TASK DESCRIPTION —
Scan the material that follows. Copy every line containing the word "text".

[Stored entries]
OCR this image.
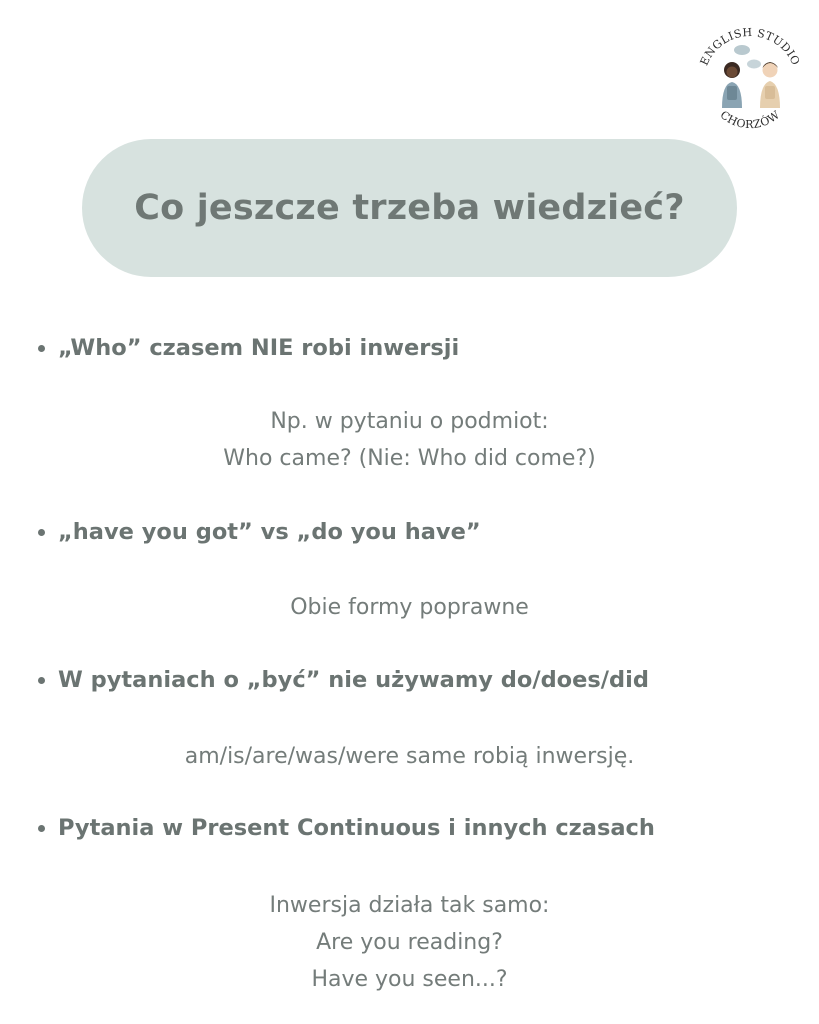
ENGLISH STUDIO
CHORZÓW
Co jeszcze trzeba wiedzieć?
„Who” czasem NIE robi inwersji
Np. w pytaniu o podmiot:
Who came? (Nie: Who did come?)
„have you got” vs „do you have”
Obie formy poprawne
W pytaniach o „być” nie używamy do/does/did
am/is/are/was/were same robią inwersję.
Pytania w Present Continuous i innych czasach
Inwersja działa tak samo:
Are you reading?
Have you seen...?
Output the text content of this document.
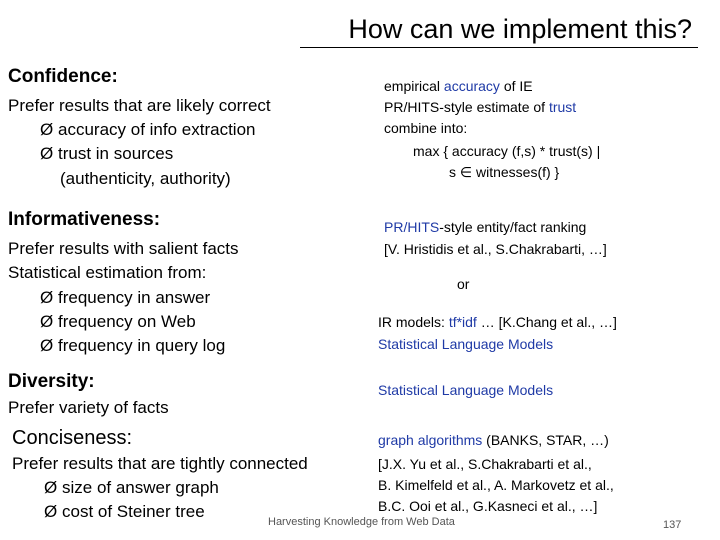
How can we implement this?
Confidence:
Prefer results that are likely correct
Ø accuracy of info extraction
Ø trust in sources
(authenticity, authority)
empirical accuracy of IE
PR/HITS-style estimate of trust
combine into:
max { accuracy (f,s) * trust(s) |
s ∈ witnesses(f) }
Informativeness:
Prefer results with salient facts
Statistical estimation from:
Ø frequency in answer
Ø frequency on Web
Ø frequency in query log
PR/HITS-style entity/fact ranking
[V. Hristidis et al., S.Chakrabarti, …]
or
IR models: tf*idf … [K.Chang et al., …]
Statistical Language Models
Diversity:
Prefer variety of facts
Statistical Language Models
Conciseness:
Prefer results that are tightly connected
Ø size of answer graph
Ø cost of Steiner tree
graph algorithms (BANKS, STAR, …)
[J.X. Yu et al., S.Chakrabarti et al.,
B. Kimelfeld et al., A. Markovetz et al.,
B.C. Ooi et al., G.Kasneci et al., …]
Harvesting Knowledge from Web Data	137
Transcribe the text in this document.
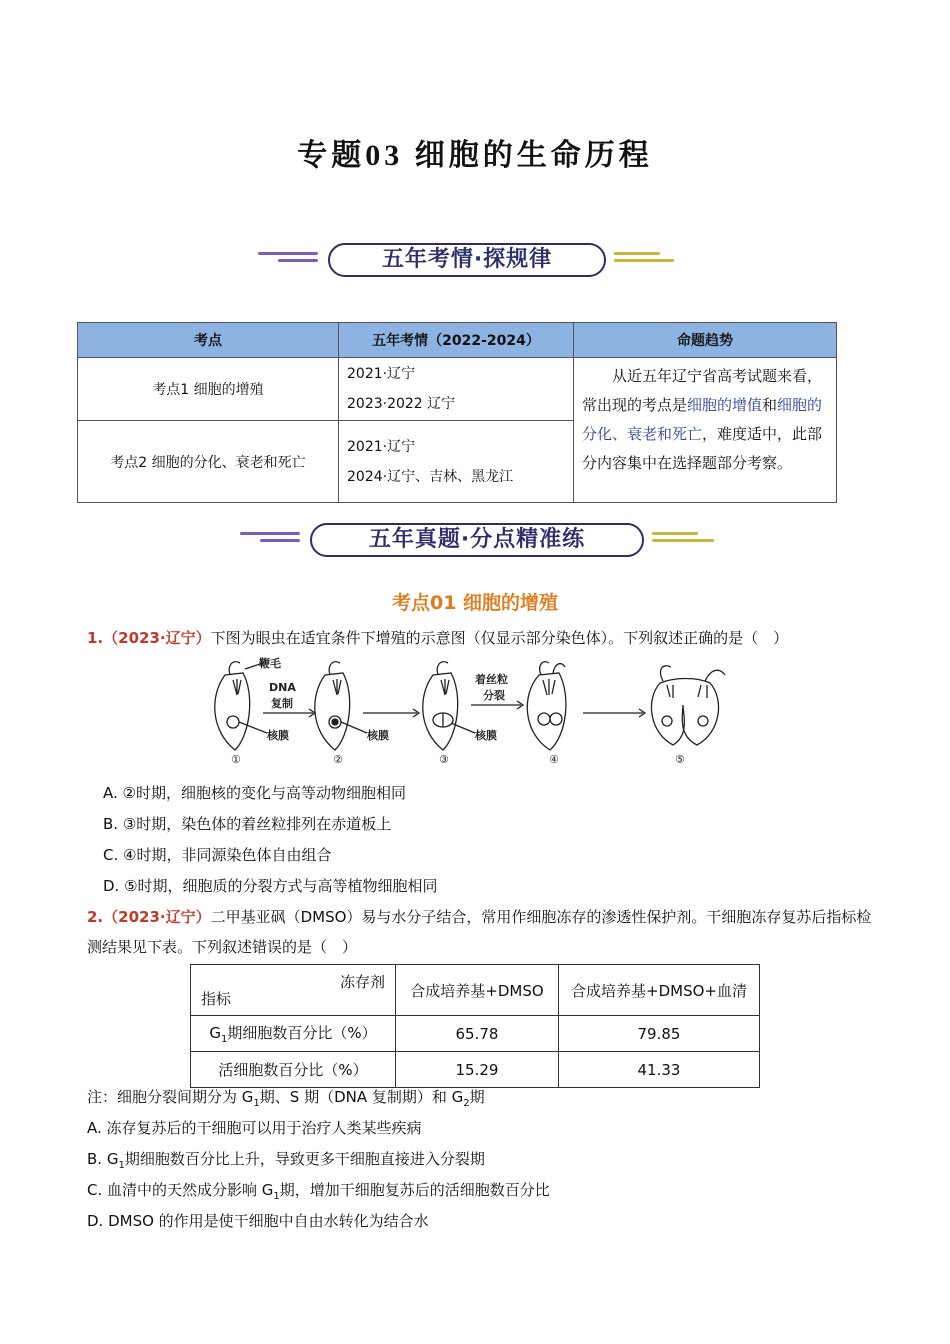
专题03 细胞的生命历程
五年考情·探规律
考点	五年考情（2022-2024）	命题趋势
考点1 细胞的增殖	2021·辽宁
2023·2022 辽宁	从近五年辽宁省高考试题来看，常出现的考点是细胞的增值和细胞的分化、衰老和死亡，难度适中，此部分内容集中在选择题部分考察。
考点2 细胞的分化、衰老和死亡	2021·辽宁
2024·辽宁、吉林、黑龙江	
五年真题·分点精准练
考点01 细胞的增殖
1.（2023·辽宁）下图为眼虫在适宜条件下增殖的示意图（仅显示部分染色体）。下列叙述正确的是（　）
鞭毛
DNA
复制
核膜
①
核膜
②
着丝粒
分裂
核膜
③	④	⑤
A. ②时期，细胞核的变化与高等动物细胞相同
B. ③时期，染色体的着丝粒排列在赤道板上
C. ④时期，非同源染色体自由组合
D. ⑤时期，细胞质的分裂方式与高等植物细胞相同
2.（2023·辽宁）二甲基亚砜（DMSO）易与水分子结合，常用作细胞冻存的渗透性保护剂。干细胞冻存复苏后指标检测结果见下表。下列叙述错误的是（　）
冻存剂
指标	合成培养基+DMSO	合成培养基+DMSO+血清
$G_1$期细胞数百分比（%）	65.78	79.85
活细胞数百分比（%）	15.29	41.33
注：细胞分裂间期分为 $G_1$期、S 期（DNA 复制期）和 $G_2$期
A. 冻存复苏后的干细胞可以用于治疗人类某些疾病
B. $G_1$期细胞数百分比上升，导致更多干细胞直接进入分裂期
C. 血清中的天然成分影响 $G_1$期，增加干细胞复苏后的活细胞数百分比
D. DMSO 的作用是使干细胞中自由水转化为结合水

ANSWER IN FULL —
Output the text content of this document.
Transcribe the text in this document.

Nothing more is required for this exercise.